- PROBLEM STATEMENT -
Restate each record word for word, from the first to the last.

Items from a figure collection
++++++

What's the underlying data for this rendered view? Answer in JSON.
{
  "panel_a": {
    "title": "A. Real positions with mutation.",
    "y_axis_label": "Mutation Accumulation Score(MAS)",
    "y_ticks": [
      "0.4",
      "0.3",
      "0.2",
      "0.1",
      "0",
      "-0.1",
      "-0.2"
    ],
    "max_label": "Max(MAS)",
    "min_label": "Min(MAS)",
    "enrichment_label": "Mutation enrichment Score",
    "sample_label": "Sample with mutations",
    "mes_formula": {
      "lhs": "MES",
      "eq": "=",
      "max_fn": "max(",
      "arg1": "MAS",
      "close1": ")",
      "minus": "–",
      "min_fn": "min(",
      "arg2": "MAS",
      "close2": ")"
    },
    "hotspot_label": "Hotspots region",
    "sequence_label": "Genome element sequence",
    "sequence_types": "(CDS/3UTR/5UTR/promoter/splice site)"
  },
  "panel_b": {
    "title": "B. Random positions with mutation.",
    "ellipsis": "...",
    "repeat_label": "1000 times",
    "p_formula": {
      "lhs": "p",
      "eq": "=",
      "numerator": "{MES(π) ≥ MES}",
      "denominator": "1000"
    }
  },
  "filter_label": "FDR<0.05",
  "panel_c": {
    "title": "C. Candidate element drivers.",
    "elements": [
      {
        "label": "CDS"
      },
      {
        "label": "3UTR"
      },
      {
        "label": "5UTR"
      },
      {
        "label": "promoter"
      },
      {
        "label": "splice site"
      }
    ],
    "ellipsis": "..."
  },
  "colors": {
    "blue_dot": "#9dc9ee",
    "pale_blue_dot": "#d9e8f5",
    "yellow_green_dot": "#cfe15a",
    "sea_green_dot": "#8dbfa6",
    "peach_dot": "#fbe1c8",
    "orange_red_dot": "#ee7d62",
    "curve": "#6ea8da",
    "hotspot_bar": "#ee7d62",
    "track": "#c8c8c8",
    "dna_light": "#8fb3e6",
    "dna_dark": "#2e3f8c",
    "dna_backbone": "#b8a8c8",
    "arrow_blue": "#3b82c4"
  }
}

++++++

- EXPECTED OUTPUT -
What's the underlying data for this rendered view? Answer in JSON.
{
  "panel_a": {
    "title": "A. Real positions with mutation.",
    "y_axis_label": "Mutation Accumulation Score(MAS)",
    "y_ticks": [
      "0.4",
      "0.3",
      "0.2",
      "0.1",
      "0",
      "-0.1",
      "-0.2"
    ],
    "max_label": "Max(MAS)",
    "min_label": "Min(MAS)",
    "enrichment_label": "Mutation enrichment Score",
    "sample_label": "Sample with mutations",
    "mes_formula": {
      "lhs": "MES",
      "eq": "=",
      "max_fn": "max(",
      "arg1": "MAS",
      "close1": ")",
      "minus": "–",
      "min_fn": "min(",
      "arg2": "MAS",
      "close2": ")"
    },
    "hotspot_label": "Hotspots region",
    "sequence_label": "Genome element sequence",
    "sequence_types": "(CDS/3UTR/5UTR/promoter/splice site)"
  },
  "panel_b": {
    "title": "B. Random positions with mutation.",
    "ellipsis": "...",
    "repeat_label": "1000 times",
    "p_formula": {
      "lhs": "p",
      "eq": "=",
      "numerator": "{MES(π) ≥ MES}",
      "denominator": "1000"
    }
  },
  "filter_label": "FDR<0.05",
  "panel_c": {
    "title": "C. Candidate element drivers.",
    "elements": [
      {
        "label": "CDS"
      },
      {
        "label": "3UTR"
      },
      {
        "label": "5UTR"
      },
      {
        "label": "promoter"
      },
      {
        "label": "splice site"
      }
    ],
    "ellipsis": "..."
  },
  "colors": {
    "blue_dot": "#9dc9ee",
    "pale_blue_dot": "#d9e8f5",
    "yellow_green_dot": "#cfe15a",
    "sea_green_dot": "#8dbfa6",
    "peach_dot": "#fbe1c8",
    "orange_red_dot": "#ee7d62",
    "curve": "#6ea8da",
    "hotspot_bar": "#ee7d62",
    "track": "#c8c8c8",
    "dna_light": "#8fb3e6",
    "dna_dark": "#2e3f8c",
    "dna_backbone": "#b8a8c8",
    "arrow_blue": "#3b82c4"
  }
}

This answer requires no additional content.